--- start of Recorded data ---
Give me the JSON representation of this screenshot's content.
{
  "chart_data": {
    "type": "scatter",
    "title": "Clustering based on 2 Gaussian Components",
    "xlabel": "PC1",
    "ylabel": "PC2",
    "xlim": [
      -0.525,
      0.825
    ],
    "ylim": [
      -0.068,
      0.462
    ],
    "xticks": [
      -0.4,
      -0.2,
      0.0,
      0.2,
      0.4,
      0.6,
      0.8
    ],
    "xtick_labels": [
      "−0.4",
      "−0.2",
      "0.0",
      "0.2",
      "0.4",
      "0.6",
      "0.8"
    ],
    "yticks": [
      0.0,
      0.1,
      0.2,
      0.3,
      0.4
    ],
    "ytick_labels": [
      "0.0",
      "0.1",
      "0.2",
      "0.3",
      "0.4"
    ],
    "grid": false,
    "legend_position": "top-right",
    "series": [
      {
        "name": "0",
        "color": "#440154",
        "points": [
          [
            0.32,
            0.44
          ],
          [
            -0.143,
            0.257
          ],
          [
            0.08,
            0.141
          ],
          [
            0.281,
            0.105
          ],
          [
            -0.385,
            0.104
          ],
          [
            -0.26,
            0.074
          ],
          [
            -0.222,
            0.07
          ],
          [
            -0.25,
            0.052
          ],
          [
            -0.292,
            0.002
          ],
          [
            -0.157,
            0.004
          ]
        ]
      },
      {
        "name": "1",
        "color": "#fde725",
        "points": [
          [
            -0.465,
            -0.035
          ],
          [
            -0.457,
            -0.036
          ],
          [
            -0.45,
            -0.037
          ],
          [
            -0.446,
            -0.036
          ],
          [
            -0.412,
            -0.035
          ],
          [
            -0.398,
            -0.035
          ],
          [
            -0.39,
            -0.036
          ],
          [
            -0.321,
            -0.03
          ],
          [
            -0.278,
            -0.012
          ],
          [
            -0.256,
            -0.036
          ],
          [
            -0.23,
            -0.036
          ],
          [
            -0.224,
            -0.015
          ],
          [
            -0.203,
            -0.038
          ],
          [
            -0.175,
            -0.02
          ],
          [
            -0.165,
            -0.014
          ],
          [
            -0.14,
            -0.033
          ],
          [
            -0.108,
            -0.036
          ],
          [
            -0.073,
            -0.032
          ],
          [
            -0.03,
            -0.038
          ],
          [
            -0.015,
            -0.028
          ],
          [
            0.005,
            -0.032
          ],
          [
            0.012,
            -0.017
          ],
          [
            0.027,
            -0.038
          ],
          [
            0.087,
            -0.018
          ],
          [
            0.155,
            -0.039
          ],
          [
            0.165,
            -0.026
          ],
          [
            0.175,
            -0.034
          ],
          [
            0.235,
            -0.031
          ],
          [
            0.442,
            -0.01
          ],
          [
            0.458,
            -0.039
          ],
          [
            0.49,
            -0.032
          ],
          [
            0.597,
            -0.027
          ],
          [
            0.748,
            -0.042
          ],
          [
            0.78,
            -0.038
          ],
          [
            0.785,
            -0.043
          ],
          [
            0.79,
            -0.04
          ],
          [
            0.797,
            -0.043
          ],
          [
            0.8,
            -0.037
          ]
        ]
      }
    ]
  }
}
--- end of Recorded data ---
Goal: Using the entries above, please restate each one word for word.

Complete answer:
Give me the JSON representation of this screenshot's content.
{
  "chart_data": {
    "type": "scatter",
    "title": "Clustering based on 2 Gaussian Components",
    "xlabel": "PC1",
    "ylabel": "PC2",
    "xlim": [
      -0.525,
      0.825
    ],
    "ylim": [
      -0.068,
      0.462
    ],
    "xticks": [
      -0.4,
      -0.2,
      0.0,
      0.2,
      0.4,
      0.6,
      0.8
    ],
    "xtick_labels": [
      "−0.4",
      "−0.2",
      "0.0",
      "0.2",
      "0.4",
      "0.6",
      "0.8"
    ],
    "yticks": [
      0.0,
      0.1,
      0.2,
      0.3,
      0.4
    ],
    "ytick_labels": [
      "0.0",
      "0.1",
      "0.2",
      "0.3",
      "0.4"
    ],
    "grid": false,
    "legend_position": "top-right",
    "series": [
      {
        "name": "0",
        "color": "#440154",
        "points": [
          [
            0.32,
            0.44
          ],
          [
            -0.143,
            0.257
          ],
          [
            0.08,
            0.141
          ],
          [
            0.281,
            0.105
          ],
          [
            -0.385,
            0.104
          ],
          [
            -0.26,
            0.074
          ],
          [
            -0.222,
            0.07
          ],
          [
            -0.25,
            0.052
          ],
          [
            -0.292,
            0.002
          ],
          [
            -0.157,
            0.004
          ]
        ]
      },
      {
        "name": "1",
        "color": "#fde725",
        "points": [
          [
            -0.465,
            -0.035
          ],
          [
            -0.457,
            -0.036
          ],
          [
            -0.45,
            -0.037
          ],
          [
            -0.446,
            -0.036
          ],
          [
            -0.412,
            -0.035
          ],
          [
            -0.398,
            -0.035
          ],
          [
            -0.39,
            -0.036
          ],
          [
            -0.321,
            -0.03
          ],
          [
            -0.278,
            -0.012
          ],
          [
            -0.256,
            -0.036
          ],
          [
            -0.23,
            -0.036
          ],
          [
            -0.224,
            -0.015
          ],
          [
            -0.203,
            -0.038
          ],
          [
            -0.175,
            -0.02
          ],
          [
            -0.165,
            -0.014
          ],
          [
            -0.14,
            -0.033
          ],
          [
            -0.108,
            -0.036
          ],
          [
            -0.073,
            -0.032
          ],
          [
            -0.03,
            -0.038
          ],
          [
            -0.015,
            -0.028
          ],
          [
            0.005,
            -0.032
          ],
          [
            0.012,
            -0.017
          ],
          [
            0.027,
            -0.038
          ],
          [
            0.087,
            -0.018
          ],
          [
            0.155,
            -0.039
          ],
          [
            0.165,
            -0.026
          ],
          [
            0.175,
            -0.034
          ],
          [
            0.235,
            -0.031
          ],
          [
            0.442,
            -0.01
          ],
          [
            0.458,
            -0.039
          ],
          [
            0.49,
            -0.032
          ],
          [
            0.597,
            -0.027
          ],
          [
            0.748,
            -0.042
          ],
          [
            0.78,
            -0.038
          ],
          [
            0.785,
            -0.043
          ],
          [
            0.79,
            -0.04
          ],
          [
            0.797,
            -0.043
          ],
          [
            0.8,
            -0.037
          ]
        ]
      }
    ]
  }
}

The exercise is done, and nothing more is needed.